# [Task to complete]
Search the listing below for the string "image" and show each line that contains it.
───── Provided information
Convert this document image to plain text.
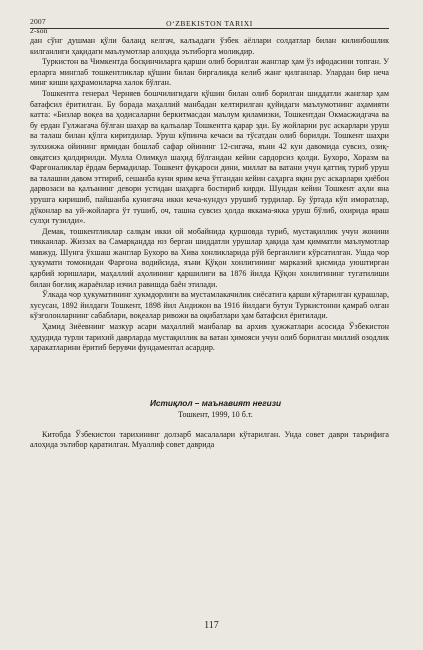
2007
2-son
O‘ZBEKISTON TARIXI

дан сўнг душман қўли баланд келгач, калъадаги ўзбек аёллари солдатлар билан килинбошлик килганлиги ҳақидаги маълумотлар алоҳида эътиборга моликдир.

Туркистон ва Чимкентда босқинчиларга қарши олиб борилган жанглар ҳам ўз ифодасини топган. У ерларга минглаб тошкентликлар қўшин билан биргаликда келиб жанг қилганлар. Улардан бир неча минг киши қаҳрамонларча халок бўлган.

Тошкентга генерал Черняев бошчилигидаги қўшин билан олиб борилган шиддатли жанглар ҳам батафсил ёритилган. Бу борада маҳаллий манбадан келтирилган қуйидаги маълумотнинг аҳамияти катта: «Бизлар воқеа ва ҳодисаларни беркитмасдан маълум қиламизки, Тошкентдан Окмасжидгача ва бу ердан Гулжагача бўлган шаҳар ва қалъалар Тошкентга қарар эди. Бу жойларни рус аскарлари уруш ва талаш билан қўлга киритдилар. Уруш кўпинча кечаси ва тўсатдан олиб борилди. Тошкент шаҳри зулхижжа ойининг ярмидан бошлаб сафар ойининг 12-сигача, яъни 42 кун давомида сувсиз, озиқ-овқатсиз қолдирилди. Мулла Олимқул шаҳид бўлгандан кейин сардорсиз қолди. Бухоро, Хоразм ва Фарғоналиклар ёрдам бермадилар. Тошкент фуқароси дини, миллат ва ватани учун қаттиқ туриб уруш ва талашни давом эттириб, сешанба куни ярим кеча ўтгандан кейин саҳарга яқин рус аскарлари ҳиёбон дарвозаси ва қалъанинг девори устидан шаҳарга бостириб кирди. Шундан кейин Тошкент аҳли яна урушга киришиб, пайшанба кунигача икки кеча-кундуз урушиб турдилар. Бу ўртада кўп иморатлар, дўконлар ва уй-жойларга ўт тушиб, оч, ташна сувсиз ҳолда яккама-якка уруш бўлиб, охирида яраш сулҳи тузилди».

Демак, тошкентликлар салқам икки ой мобайнида қуршовда туриб, мустақиллик учун жонини тикканлар. Жиззах ва Самарқандда юз берган шиддатли урушлар ҳақида ҳам қимматли маълумотлар мавжуд. Шунга ўхшаш жанглар Бухоро ва Хива хонликларида рўй берганлиги кўрсатилган. Ушда чор ҳукумати томонидан Фарғона водийсида, яъни Қўқон хонлигининг марказий қисмида уюштирган қарбий юришлари, маҳаллий аҳолининг қаршилиги ва 1876 йилда Қўқон хонлигининг тугатилиши билан боғлиқ жараёнлар изчил равишда баён этилади.

Ўлкада чор ҳукуматининг ҳукмдорлиги ва мустамлакачилик сиёсатига қарши кўтарилган қурашлар, хусусан, 1892 йилдаги Тошкент, 1898 йил Андижон ва 1916 йилдаги бутун Туркистонни қамраб олган кўзғолонларнинг сабаблари, воқеалар ривожи ва оқибатлари ҳам батафсил ёритилади.

Ҳамид Зиёевнинг мазкур асари маҳаллий манбалар ва архив ҳужжатлари асосида Ўзбекистон ҳудудида турли тарихий даврларда мустақиллик ва ватан ҳимояси учун олиб борилган миллий озодлик ҳаракатларини ёритиб берувчи фундаментал асардир.

Истиқлол – маънавият негизи

Тошкент, 1999, 10 б.т.

Китобда Ўзбекистон тарихининг долзарб масалалари кўтарилган. Унда совет даври таърифига алоҳида эътибор қаратилган. Муаллиф совет даврида

117
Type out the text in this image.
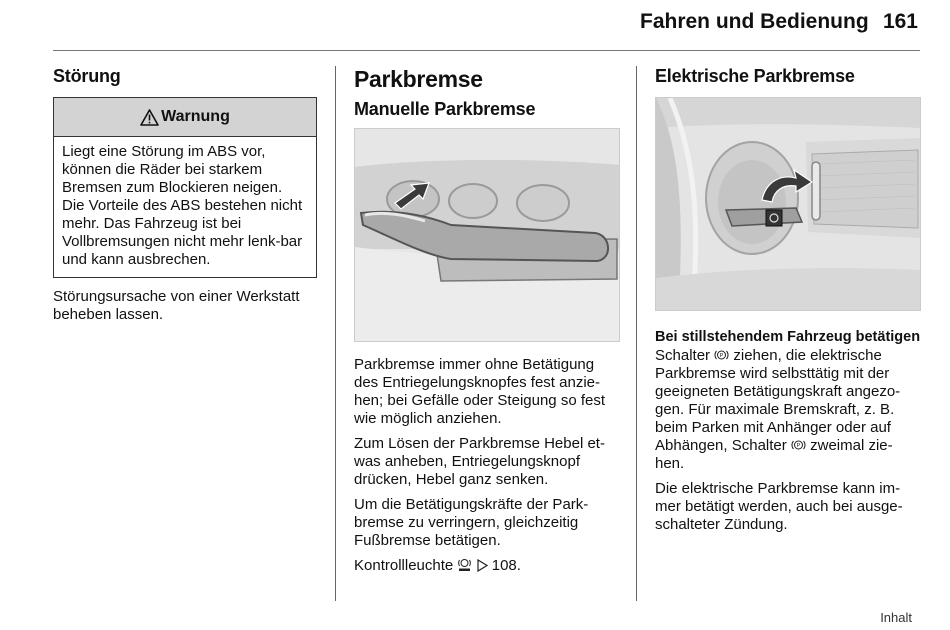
Fahren und Bedienung 161
Störung
Warnung
Liegt eine Störung im ABS vor, können die Räder bei starkem Bremsen zum Blockieren neigen. Die Vorteile des ABS bestehen nicht mehr. Das Fahrzeug ist bei Vollbremsungen nicht mehr lenk-bar und kann ausbrechen.

Störungsursache von einer Werkstatt beheben lassen.

Parkbremse
Manuelle Parkbremse

Parkbremse immer ohne Betätigung des Entriegelungsknopfes fest anzie-hen; bei Gefälle oder Steigung so fest wie möglich anziehen.

Zum Lösen der Parkbremse Hebel et-was anheben, Entriegelungsknopf drücken, Hebel ganz senken.

Um die Betätigungskräfte der Park-bremse zu verringern, gleichzeitig Fußbremse betätigen.

Kontrollleuchte	108.

Elektrische Parkbremse

Bei stillstehendem Fahrzeug betätigen

Schalter P ziehen, die elektrische Parkbremse wird selbsttätig mit der geeigneten Betätigungskraft angezo-gen. Für maximale Bremskraft, z. B. beim Parken mit Anhänger oder auf Abhängen, Schalter P zweimal zie-hen.

Die elektrische Parkbremse kann im-mer betätigt werden, auch bei ausge-schalteter Zündung.

Inhalt
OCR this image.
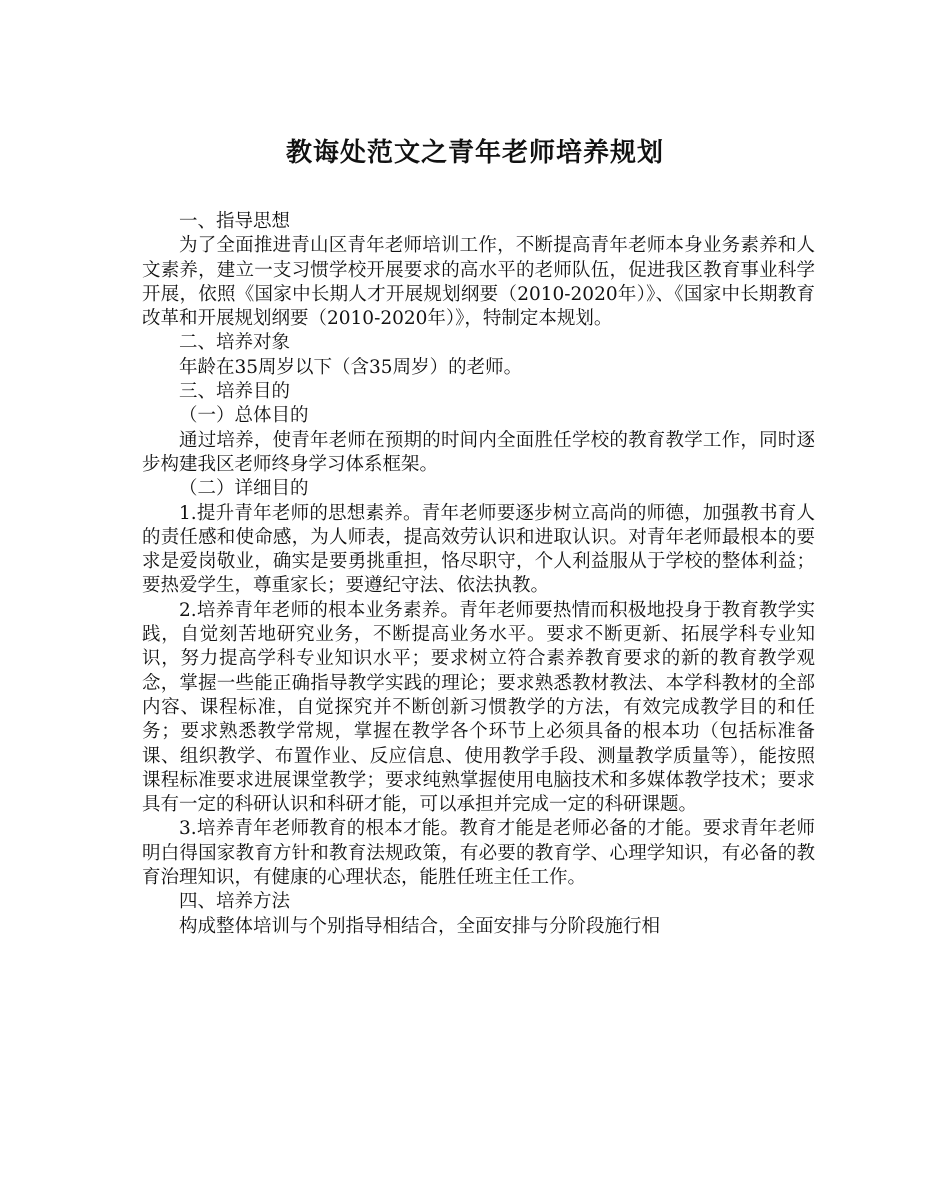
教诲处范文之青年老师培养规划

一、指导思想

为了全面推进青山区青年老师培训工作，不断提高青年老师本身业务素养和人文素养，建立一支习惯学校开展要求的高水平的老师队伍，促进我区教育事业科学开展，依照《国家中长期人才开展规划纲要（2010-2020年）》、《国家中长期教育改革和开展规划纲要（2010-2020年）》，特制定本规划。

二、培养对象

年龄在35周岁以下（含35周岁）的老师。

三、培养目的

（一）总体目的

通过培养，使青年老师在预期的时间内全面胜任学校的教育教学工作，同时逐步构建我区老师终身学习体系框架。

（二）详细目的

1.提升青年老师的思想素养。青年老师要逐步树立高尚的师德，加强教书育人的责任感和使命感，为人师表，提高效劳认识和进取认识。对青年老师最根本的要求是爱岗敬业，确实是要勇挑重担，恪尽职守，个人利益服从于学校的整体利益；要热爱学生，尊重家长；要遵纪守法、依法执教。

2.培养青年老师的根本业务素养。青年老师要热情而积极地投身于教育教学实践，自觉刻苦地研究业务，不断提高业务水平。要求不断更新、拓展学科专业知识，努力提高学科专业知识水平；要求树立符合素养教育要求的新的教育教学观念，掌握一些能正确指导教学实践的理论；要求熟悉教材教法、本学科教材的全部内容、课程标准，自觉探究并不断创新习惯教学的方法，有效完成教学目的和任务；要求熟悉教学常规，掌握在教学各个环节上必须具备的根本功（包括标准备课、组织教学、布置作业、反应信息、使用教学手段、测量教学质量等），能按照课程标准要求进展课堂教学；要求纯熟掌握使用电脑技术和多媒体教学技术；要求具有一定的科研认识和科研才能，可以承担并完成一定的科研课题。

3.培养青年老师教育的根本才能。教育才能是老师必备的才能。要求青年老师明白得国家教育方针和教育法规政策，有必要的教育学、心理学知识，有必备的教育治理知识，有健康的心理状态，能胜任班主任工作。

四、培养方法

构成整体培训与个别指导相结合，全面安排与分阶段施行相
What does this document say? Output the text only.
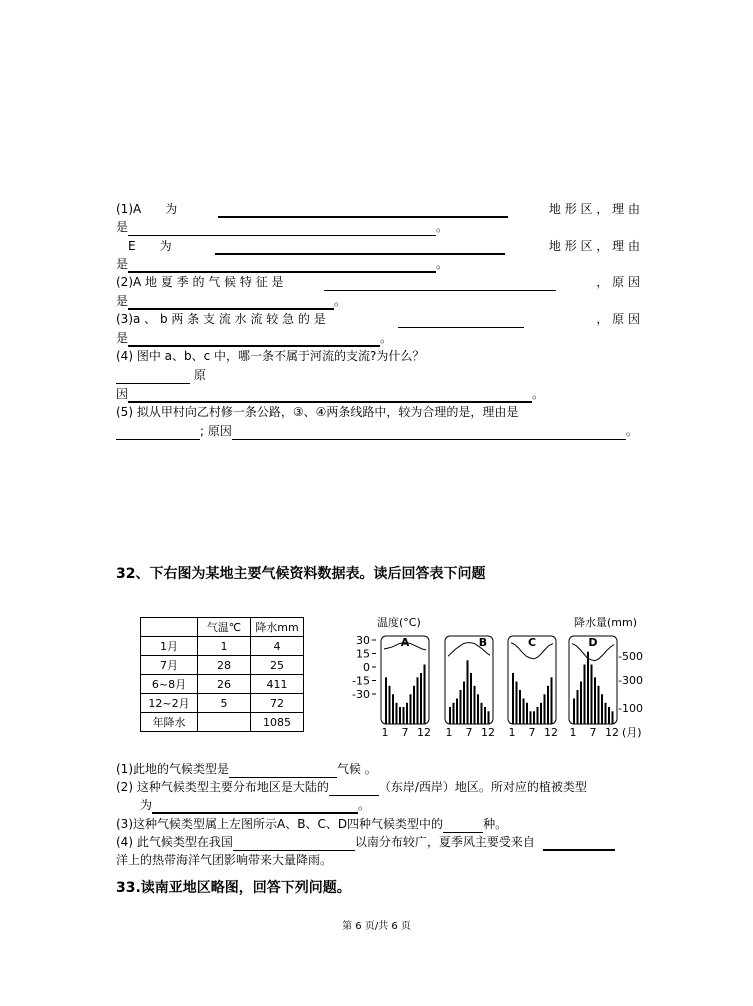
(1)A　　为	地 形 区 ， 理 由
是	。
　E　　为	地 形 区 ， 理 由
是	。
(2)A 地 夏 季 的 气 候 特 征 是	， 原 因
是	。
(3)a 、 b 两 条 支 流 水 流 较 急 的 是	， 原 因
是	。
(4) 图中 a、b、c 中，哪一条不属于河流的支流?为什么？
原
因	。
(5) 拟从甲村向乙村修一条公路，③、④两条线路中，较为合理的是，理由是
; 原因	。
32、下右图为某地主要气候资料数据表。读后回答表下问题
	气温℃	降水mm
1月	1	4
7月	28	25
6~8月	26	411
12~2月	5	72
年降水		1085
温度(°C)	降水量(mm)
30
15
0
-15
-30
-500
-300
-100
A
1 7 12
B
1 7 12
C
1 7 12
D
1 7 12 (月)
(1)此地的气候类型是	气候 。
(2) 这种气候类型主要分布地区是大陆的	（东岸/西岸）地区。所对应的植被类型
为	。
(3)这种气候类型属上左图所示A、B、C、D四种气候类型中的	种。
(4) 此气候类型在我国	以南分布较广，夏季风主要受来自
洋上的热带海洋气团影响带来大量降雨。
33.读南亚地区略图，回答下列问题。
第 6 页/共 6 页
──────────
# [Answer to this task]
Convert this document image to plain text.
Type out the text in this image.
OCR this image.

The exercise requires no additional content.